### Record excerpts
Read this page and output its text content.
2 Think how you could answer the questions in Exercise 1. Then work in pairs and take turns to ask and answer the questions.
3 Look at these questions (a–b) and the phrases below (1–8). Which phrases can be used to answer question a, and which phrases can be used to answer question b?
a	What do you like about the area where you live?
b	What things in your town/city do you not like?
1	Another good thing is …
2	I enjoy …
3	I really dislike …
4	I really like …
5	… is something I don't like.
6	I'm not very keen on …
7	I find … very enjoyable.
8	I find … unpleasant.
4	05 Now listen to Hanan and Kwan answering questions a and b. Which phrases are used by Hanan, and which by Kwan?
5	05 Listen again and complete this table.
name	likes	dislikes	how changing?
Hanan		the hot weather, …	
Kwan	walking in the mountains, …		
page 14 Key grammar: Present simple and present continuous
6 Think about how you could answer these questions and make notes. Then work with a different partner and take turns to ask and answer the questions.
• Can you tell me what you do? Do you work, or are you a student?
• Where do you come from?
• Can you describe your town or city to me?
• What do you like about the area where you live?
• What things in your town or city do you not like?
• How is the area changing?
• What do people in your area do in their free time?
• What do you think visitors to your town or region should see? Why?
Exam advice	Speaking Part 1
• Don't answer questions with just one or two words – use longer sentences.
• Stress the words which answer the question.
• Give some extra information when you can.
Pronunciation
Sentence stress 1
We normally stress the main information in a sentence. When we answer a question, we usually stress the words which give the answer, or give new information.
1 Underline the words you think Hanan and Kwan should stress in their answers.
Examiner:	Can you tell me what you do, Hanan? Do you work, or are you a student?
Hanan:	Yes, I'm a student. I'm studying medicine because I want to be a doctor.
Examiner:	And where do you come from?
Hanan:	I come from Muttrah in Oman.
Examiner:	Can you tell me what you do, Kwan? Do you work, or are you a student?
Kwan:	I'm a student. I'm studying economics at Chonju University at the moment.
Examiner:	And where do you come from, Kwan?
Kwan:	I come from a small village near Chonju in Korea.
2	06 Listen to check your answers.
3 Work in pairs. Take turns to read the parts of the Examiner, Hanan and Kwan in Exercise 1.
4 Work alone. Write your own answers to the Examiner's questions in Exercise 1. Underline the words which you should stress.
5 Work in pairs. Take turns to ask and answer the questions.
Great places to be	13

### Objective
Scan the material for lines with the word "Exercise", and copy each line you find.

### Result of this task
2 Think how you could answer the questions in Exercise 1. Then work in pairs and take turns to ask and answer the questions.
3 Work in pairs. Take turns to read the parts of the Examiner, Hanan and Kwan in Exercise 1.
4 Work alone. Write your own answers to the Examiner's questions in Exercise 1. Underline the words which you should stress.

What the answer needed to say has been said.